• **Task material**:
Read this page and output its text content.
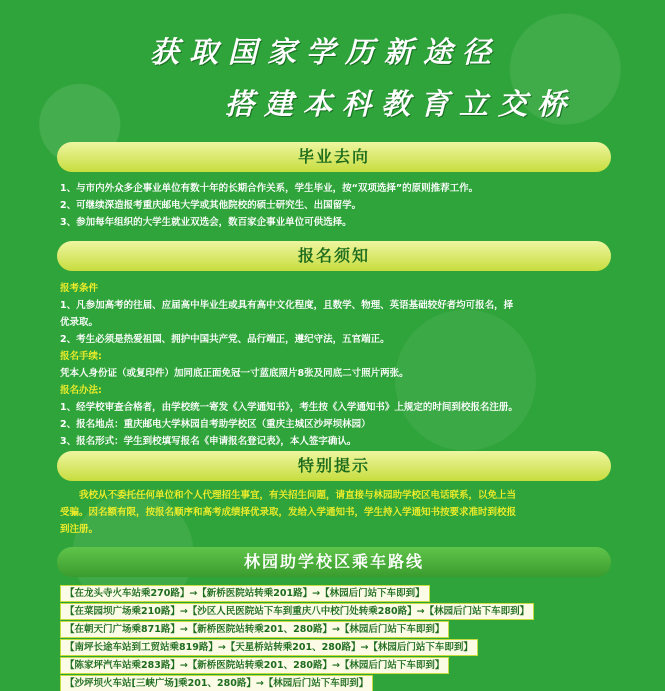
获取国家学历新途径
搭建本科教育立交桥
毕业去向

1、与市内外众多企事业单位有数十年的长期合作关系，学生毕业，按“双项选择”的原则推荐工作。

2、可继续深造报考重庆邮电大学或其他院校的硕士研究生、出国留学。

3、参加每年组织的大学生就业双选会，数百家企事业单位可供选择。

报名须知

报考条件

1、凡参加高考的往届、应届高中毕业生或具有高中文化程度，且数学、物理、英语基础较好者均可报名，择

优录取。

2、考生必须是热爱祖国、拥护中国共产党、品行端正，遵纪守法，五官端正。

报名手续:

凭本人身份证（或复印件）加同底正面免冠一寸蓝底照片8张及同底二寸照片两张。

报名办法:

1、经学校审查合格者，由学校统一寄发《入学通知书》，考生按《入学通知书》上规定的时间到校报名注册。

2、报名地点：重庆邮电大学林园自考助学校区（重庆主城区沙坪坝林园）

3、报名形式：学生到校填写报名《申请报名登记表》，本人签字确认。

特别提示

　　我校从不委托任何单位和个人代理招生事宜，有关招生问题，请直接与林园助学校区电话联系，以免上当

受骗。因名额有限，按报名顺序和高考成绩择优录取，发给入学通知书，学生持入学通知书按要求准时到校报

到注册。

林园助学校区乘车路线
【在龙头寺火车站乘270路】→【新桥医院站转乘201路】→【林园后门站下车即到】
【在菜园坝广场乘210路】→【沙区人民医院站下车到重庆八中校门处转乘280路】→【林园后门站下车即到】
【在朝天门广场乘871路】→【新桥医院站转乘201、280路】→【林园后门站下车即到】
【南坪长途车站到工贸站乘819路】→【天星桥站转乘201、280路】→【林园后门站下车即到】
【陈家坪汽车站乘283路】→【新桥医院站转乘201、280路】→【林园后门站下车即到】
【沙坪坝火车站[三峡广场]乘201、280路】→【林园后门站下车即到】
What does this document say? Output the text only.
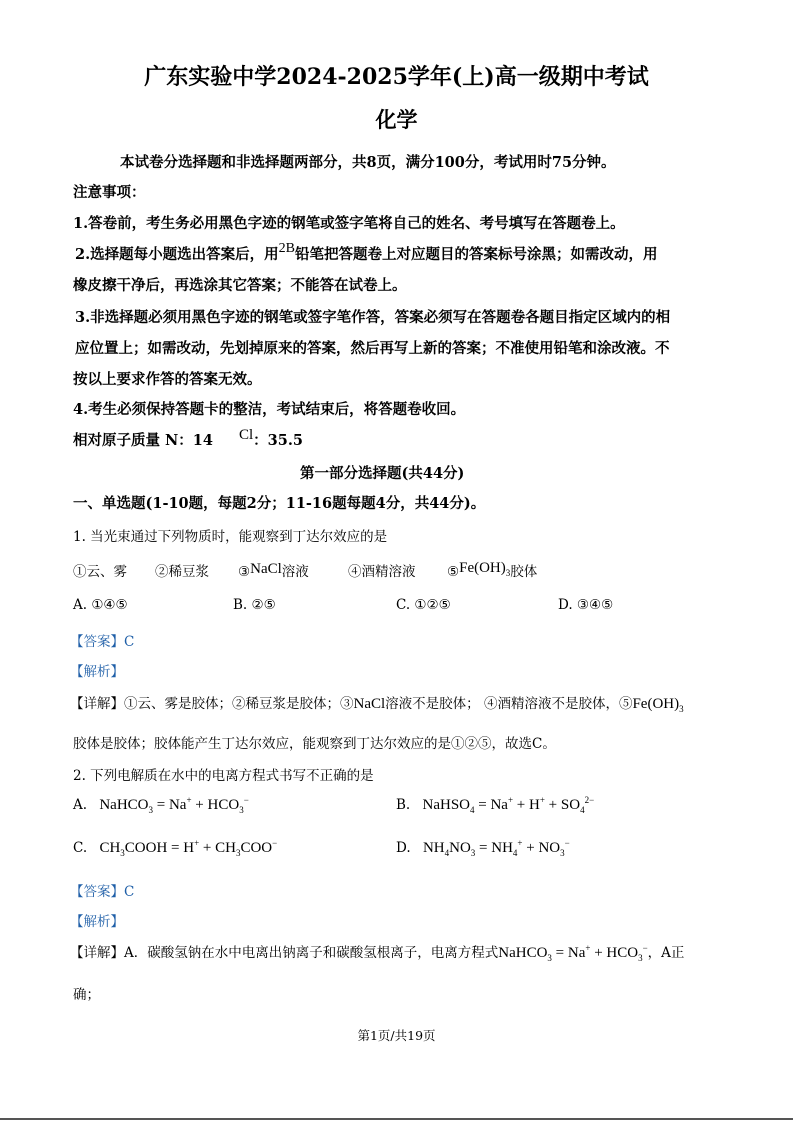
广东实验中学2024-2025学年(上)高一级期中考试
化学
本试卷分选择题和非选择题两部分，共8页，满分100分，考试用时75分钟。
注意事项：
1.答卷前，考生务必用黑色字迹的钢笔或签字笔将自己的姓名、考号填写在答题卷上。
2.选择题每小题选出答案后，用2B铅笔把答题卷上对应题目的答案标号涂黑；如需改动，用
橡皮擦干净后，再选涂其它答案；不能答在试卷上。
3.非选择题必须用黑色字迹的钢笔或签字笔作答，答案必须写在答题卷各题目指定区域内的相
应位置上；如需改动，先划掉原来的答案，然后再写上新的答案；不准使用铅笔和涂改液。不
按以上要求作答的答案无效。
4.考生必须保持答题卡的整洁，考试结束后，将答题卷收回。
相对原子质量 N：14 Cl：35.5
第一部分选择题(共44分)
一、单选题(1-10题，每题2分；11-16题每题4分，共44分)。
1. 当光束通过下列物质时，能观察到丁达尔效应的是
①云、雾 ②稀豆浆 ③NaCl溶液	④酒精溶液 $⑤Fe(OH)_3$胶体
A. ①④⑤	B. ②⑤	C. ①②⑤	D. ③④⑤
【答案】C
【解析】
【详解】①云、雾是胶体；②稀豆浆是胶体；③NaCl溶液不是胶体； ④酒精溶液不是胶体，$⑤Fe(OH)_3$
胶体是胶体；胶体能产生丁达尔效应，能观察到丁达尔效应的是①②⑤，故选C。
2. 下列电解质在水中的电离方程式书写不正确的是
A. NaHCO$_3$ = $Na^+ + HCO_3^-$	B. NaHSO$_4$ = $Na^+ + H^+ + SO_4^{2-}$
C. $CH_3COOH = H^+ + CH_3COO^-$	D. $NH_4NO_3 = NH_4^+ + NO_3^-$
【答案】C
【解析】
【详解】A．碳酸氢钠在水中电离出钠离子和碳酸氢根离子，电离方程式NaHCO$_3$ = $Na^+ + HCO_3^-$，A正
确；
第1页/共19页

• **What is being asked**:
Pull out each line of the entries that contains "text".

• **Written solution**:
Read this page and output its text content.
What does this document say? Output the text only.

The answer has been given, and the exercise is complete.